- OBJECTIVE
Give the listing again character for character, but drop the images.

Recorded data
------------------------------------------------
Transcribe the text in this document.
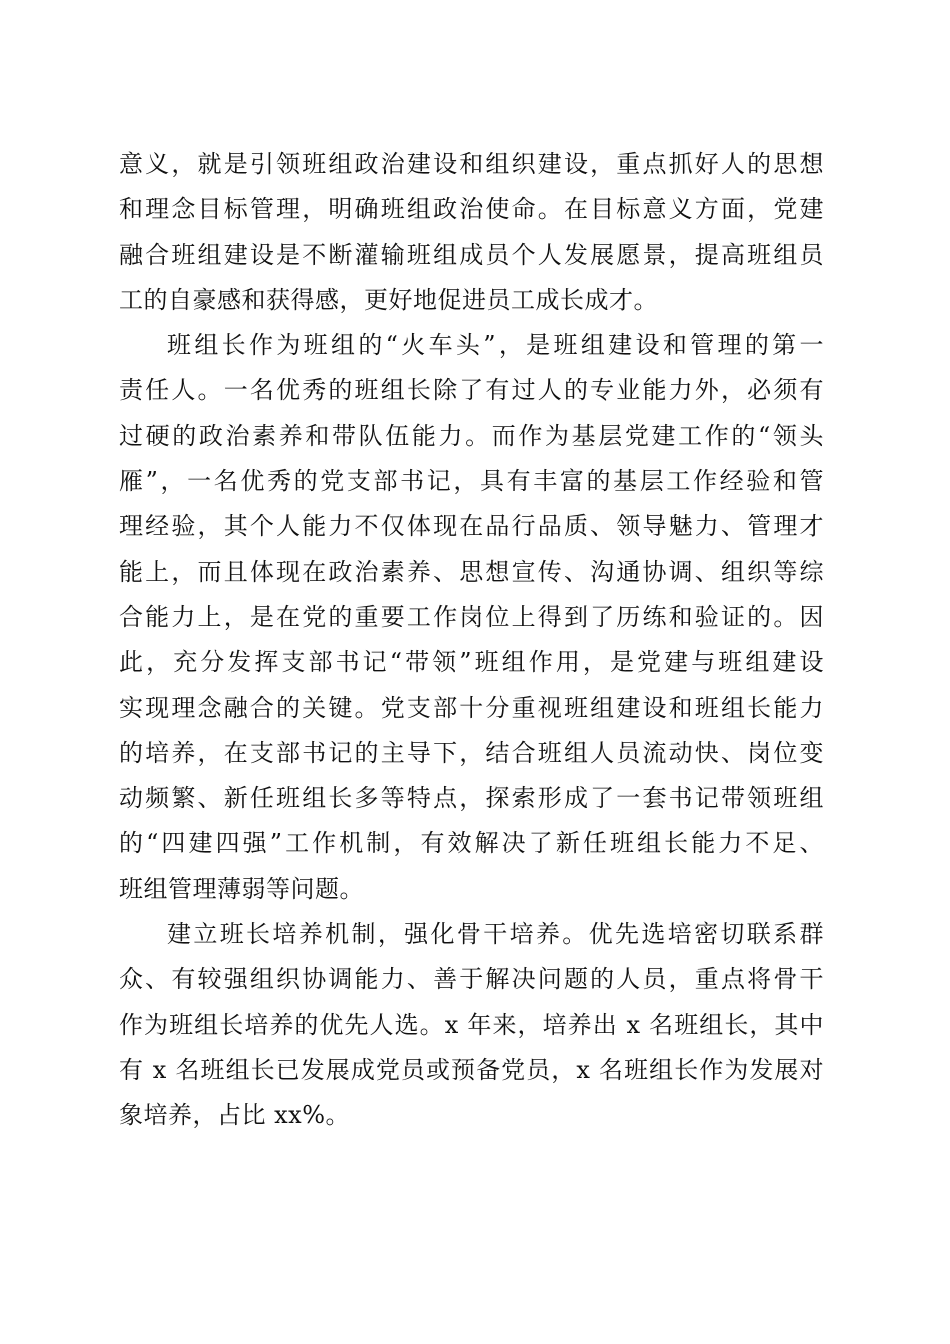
意义，就是引领班组政治建设和组织建设，重点抓好人的思想
和理念目标管理，明确班组政治使命。在目标意义方面，党建
融合班组建设是不断灌输班组成员个人发展愿景，提高班组员
工的自豪感和获得感，更好地促进员工成长成才。
班组长作为班组的“火车头”，是班组建设和管理的第一
责任人。一名优秀的班组长除了有过人的专业能力外，必须有
过硬的政治素养和带队伍能力。而作为基层党建工作的“领头
雁”，一名优秀的党支部书记，具有丰富的基层工作经验和管
理经验，其个人能力不仅体现在品行品质、领导魅力、管理才
能上，而且体现在政治素养、思想宣传、沟通协调、组织等综
合能力上，是在党的重要工作岗位上得到了历练和验证的。因
此，充分发挥支部书记“带领”班组作用，是党建与班组建设
实现理念融合的关键。党支部十分重视班组建设和班组长能力
的培养，在支部书记的主导下，结合班组人员流动快、岗位变
动频繁、新任班组长多等特点，探索形成了一套书记带领班组
的“四建四强”工作机制，有效解决了新任班组长能力不足、
班组管理薄弱等问题。
建立班长培养机制，强化骨干培养。优先选培密切联系群
众、有较强组织协调能力、善于解决问题的人员，重点将骨干
作为班组长培养的优先人选。x 年来，培养出 x 名班组长，其中
有 x 名班组长已发展成党员或预备党员，x 名班组长作为发展对
象培养，占比 xx%。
------------------------------------------------
- SOLUTION BELOW
Transcribe the text in this document.
意义，就是引领班组政治建设和组织建设，重点抓好人的思想
和理念目标管理，明确班组政治使命。在目标意义方面，党建
融合班组建设是不断灌输班组成员个人发展愿景，提高班组员
工的自豪感和获得感，更好地促进员工成长成才。
班组长作为班组的“火车头”，是班组建设和管理的第一
责任人。一名优秀的班组长除了有过人的专业能力外，必须有
过硬的政治素养和带队伍能力。而作为基层党建工作的“领头
雁”，一名优秀的党支部书记，具有丰富的基层工作经验和管
理经验，其个人能力不仅体现在品行品质、领导魅力、管理才
能上，而且体现在政治素养、思想宣传、沟通协调、组织等综
合能力上，是在党的重要工作岗位上得到了历练和验证的。因
此，充分发挥支部书记“带领”班组作用，是党建与班组建设
实现理念融合的关键。党支部十分重视班组建设和班组长能力
的培养，在支部书记的主导下，结合班组人员流动快、岗位变
动频繁、新任班组长多等特点，探索形成了一套书记带领班组
的“四建四强”工作机制，有效解决了新任班组长能力不足、
班组管理薄弱等问题。
建立班长培养机制，强化骨干培养。优先选培密切联系群
众、有较强组织协调能力、善于解决问题的人员，重点将骨干
作为班组长培养的优先人选。x 年来，培养出 x 名班组长，其中
有 x 名班组长已发展成党员或预备党员，x 名班组长作为发展对
象培养，占比 xx%。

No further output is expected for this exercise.